--- Start Material provided ---
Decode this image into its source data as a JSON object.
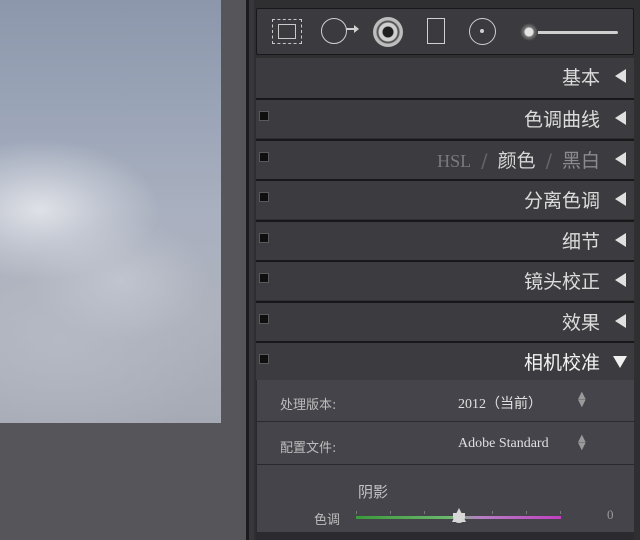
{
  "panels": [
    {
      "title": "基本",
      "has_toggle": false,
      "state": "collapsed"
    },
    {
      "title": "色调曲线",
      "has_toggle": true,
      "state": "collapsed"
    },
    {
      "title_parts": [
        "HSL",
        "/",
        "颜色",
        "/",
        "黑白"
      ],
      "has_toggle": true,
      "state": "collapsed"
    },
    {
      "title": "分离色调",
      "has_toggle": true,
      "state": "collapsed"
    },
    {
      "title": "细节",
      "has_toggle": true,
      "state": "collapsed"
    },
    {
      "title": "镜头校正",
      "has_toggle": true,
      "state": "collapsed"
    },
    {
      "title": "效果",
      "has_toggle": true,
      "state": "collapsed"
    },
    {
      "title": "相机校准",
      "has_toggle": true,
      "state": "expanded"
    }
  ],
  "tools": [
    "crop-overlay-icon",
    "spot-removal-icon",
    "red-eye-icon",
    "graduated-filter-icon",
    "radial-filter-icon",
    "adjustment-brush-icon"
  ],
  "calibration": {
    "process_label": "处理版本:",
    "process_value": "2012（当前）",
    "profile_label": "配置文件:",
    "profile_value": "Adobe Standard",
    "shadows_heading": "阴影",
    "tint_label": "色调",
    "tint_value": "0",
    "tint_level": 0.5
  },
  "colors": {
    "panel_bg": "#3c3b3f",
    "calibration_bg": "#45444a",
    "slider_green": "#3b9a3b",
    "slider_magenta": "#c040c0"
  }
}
--- End Material provided ---
■ **Instruction**: Set down all the data again exactly as above, pictures excluded.

■ **Complete response**:
Decode this image into its source data as a JSON object.
{
  "panels": [
    {
      "title": "基本",
      "has_toggle": false,
      "state": "collapsed"
    },
    {
      "title": "色调曲线",
      "has_toggle": true,
      "state": "collapsed"
    },
    {
      "title_parts": [
        "HSL",
        "/",
        "颜色",
        "/",
        "黑白"
      ],
      "has_toggle": true,
      "state": "collapsed"
    },
    {
      "title": "分离色调",
      "has_toggle": true,
      "state": "collapsed"
    },
    {
      "title": "细节",
      "has_toggle": true,
      "state": "collapsed"
    },
    {
      "title": "镜头校正",
      "has_toggle": true,
      "state": "collapsed"
    },
    {
      "title": "效果",
      "has_toggle": true,
      "state": "collapsed"
    },
    {
      "title": "相机校准",
      "has_toggle": true,
      "state": "expanded"
    }
  ],
  "tools": [
    "crop-overlay-icon",
    "spot-removal-icon",
    "red-eye-icon",
    "graduated-filter-icon",
    "radial-filter-icon",
    "adjustment-brush-icon"
  ],
  "calibration": {
    "process_label": "处理版本:",
    "process_value": "2012（当前）",
    "profile_label": "配置文件:",
    "profile_value": "Adobe Standard",
    "shadows_heading": "阴影",
    "tint_label": "色调",
    "tint_value": "0",
    "tint_level": 0.5
  },
  "colors": {
    "panel_bg": "#3c3b3f",
    "calibration_bg": "#45444a",
    "slider_green": "#3b9a3b",
    "slider_magenta": "#c040c0"
  }
}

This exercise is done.